GIVEN EXERCISE:
Below are the records; pull every line that includes "author".

RECORDS FOR THE TASK:
⁂

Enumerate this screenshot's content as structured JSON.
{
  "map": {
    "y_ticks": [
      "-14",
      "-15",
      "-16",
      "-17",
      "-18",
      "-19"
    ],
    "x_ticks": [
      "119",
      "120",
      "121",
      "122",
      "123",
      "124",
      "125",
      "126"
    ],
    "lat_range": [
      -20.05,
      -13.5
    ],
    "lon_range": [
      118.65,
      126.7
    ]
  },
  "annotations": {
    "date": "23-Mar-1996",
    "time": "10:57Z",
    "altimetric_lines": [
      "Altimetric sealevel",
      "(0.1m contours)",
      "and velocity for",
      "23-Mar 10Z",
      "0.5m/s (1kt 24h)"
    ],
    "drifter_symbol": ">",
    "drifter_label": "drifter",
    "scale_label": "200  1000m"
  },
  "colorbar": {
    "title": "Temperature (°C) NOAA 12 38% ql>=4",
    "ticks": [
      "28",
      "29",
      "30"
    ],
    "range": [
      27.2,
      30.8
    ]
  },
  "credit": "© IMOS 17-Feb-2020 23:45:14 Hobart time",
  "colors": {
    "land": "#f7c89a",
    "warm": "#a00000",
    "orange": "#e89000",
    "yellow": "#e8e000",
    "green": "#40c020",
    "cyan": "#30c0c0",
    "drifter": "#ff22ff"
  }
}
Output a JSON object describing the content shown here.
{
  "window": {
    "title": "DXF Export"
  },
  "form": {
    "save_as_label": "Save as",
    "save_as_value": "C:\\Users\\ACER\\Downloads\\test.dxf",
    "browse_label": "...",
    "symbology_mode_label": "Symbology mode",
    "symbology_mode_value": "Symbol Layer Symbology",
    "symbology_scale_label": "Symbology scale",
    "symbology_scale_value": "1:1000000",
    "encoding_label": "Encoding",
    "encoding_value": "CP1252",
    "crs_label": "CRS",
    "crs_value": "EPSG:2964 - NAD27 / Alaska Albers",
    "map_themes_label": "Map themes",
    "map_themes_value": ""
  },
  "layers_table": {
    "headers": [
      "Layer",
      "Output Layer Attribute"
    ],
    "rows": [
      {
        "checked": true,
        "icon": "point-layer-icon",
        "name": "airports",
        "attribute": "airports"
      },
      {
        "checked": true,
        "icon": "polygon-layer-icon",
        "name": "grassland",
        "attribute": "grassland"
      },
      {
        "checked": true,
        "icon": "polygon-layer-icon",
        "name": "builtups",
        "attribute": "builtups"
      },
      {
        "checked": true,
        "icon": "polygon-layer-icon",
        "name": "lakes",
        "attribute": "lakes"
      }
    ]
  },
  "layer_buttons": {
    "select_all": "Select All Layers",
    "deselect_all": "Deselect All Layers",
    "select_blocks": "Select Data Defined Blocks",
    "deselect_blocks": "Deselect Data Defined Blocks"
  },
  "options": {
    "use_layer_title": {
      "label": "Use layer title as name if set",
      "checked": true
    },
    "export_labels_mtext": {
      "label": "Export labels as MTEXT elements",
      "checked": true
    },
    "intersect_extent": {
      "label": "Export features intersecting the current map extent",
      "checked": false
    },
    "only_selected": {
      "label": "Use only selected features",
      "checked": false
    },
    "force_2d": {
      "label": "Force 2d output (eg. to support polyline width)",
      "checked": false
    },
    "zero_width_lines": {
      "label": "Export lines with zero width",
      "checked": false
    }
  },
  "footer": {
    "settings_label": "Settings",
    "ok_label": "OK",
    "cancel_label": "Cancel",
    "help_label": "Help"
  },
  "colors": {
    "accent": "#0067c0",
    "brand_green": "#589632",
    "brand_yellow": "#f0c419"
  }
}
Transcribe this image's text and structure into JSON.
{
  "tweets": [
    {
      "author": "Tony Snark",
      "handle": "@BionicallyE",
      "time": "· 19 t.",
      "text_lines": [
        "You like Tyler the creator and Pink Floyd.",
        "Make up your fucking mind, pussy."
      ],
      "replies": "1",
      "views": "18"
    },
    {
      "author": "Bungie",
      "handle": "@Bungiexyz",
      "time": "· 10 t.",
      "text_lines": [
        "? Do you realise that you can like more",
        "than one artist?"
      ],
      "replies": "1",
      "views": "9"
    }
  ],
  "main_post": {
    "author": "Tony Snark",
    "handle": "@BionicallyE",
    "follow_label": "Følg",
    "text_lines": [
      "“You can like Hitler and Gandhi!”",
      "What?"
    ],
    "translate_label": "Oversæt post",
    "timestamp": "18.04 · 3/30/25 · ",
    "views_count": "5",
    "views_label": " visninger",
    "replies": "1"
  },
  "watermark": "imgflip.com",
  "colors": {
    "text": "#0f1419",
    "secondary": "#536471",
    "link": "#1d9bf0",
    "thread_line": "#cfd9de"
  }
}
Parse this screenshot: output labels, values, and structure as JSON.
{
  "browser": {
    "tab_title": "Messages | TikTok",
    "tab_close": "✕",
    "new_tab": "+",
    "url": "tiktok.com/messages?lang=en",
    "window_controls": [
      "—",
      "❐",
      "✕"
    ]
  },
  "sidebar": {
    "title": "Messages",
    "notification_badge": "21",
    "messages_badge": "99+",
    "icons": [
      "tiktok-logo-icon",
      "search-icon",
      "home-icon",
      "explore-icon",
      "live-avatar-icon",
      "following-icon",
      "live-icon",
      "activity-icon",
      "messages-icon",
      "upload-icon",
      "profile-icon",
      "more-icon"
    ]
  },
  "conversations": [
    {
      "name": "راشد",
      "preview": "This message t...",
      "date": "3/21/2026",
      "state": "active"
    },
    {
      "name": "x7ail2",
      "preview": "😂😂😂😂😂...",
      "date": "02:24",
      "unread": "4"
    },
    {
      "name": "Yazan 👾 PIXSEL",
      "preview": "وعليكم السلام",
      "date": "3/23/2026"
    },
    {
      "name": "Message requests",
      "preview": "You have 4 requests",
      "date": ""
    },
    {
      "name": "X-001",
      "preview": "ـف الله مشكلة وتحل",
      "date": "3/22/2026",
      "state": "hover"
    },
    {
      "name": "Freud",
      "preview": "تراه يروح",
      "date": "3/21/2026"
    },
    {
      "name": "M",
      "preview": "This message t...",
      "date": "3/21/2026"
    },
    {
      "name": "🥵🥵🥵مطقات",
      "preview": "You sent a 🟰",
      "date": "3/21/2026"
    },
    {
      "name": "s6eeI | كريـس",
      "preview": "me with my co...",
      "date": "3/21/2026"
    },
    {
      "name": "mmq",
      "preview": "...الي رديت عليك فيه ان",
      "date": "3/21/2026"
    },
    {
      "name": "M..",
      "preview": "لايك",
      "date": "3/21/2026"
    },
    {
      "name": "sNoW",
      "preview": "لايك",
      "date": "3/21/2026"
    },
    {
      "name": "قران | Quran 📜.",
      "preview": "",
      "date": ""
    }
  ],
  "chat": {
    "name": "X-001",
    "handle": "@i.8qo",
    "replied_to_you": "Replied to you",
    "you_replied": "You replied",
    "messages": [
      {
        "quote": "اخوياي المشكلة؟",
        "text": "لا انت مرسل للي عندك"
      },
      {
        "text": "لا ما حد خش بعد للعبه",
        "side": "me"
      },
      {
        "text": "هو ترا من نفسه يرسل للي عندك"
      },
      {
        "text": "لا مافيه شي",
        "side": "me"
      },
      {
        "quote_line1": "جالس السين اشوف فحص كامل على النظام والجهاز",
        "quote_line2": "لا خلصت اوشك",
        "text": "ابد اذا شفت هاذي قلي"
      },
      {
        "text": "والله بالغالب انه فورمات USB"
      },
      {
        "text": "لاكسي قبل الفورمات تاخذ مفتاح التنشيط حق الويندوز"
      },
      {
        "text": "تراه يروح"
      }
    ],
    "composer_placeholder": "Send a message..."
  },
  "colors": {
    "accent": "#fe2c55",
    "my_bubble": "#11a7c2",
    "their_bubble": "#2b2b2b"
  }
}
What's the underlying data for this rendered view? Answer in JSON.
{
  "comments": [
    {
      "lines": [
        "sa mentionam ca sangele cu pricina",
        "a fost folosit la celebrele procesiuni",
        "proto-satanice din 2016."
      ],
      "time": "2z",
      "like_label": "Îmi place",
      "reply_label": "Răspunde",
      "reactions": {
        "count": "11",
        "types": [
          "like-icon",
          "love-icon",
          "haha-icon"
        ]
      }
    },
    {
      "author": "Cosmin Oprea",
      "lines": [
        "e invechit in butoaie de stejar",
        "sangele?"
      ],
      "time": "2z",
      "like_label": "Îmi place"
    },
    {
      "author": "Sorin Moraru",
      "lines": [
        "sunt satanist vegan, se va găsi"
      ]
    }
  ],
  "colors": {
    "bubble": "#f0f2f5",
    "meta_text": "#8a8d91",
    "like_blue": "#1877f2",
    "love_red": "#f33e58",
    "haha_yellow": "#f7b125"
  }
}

⁂

EXERCISE OUTPUT:
      "author": "Tony Snark",
      "author": "Bungie",
    "author": "Tony Snark",
      "author": "Cosmin Oprea",
      "author": "Sorin Moraru",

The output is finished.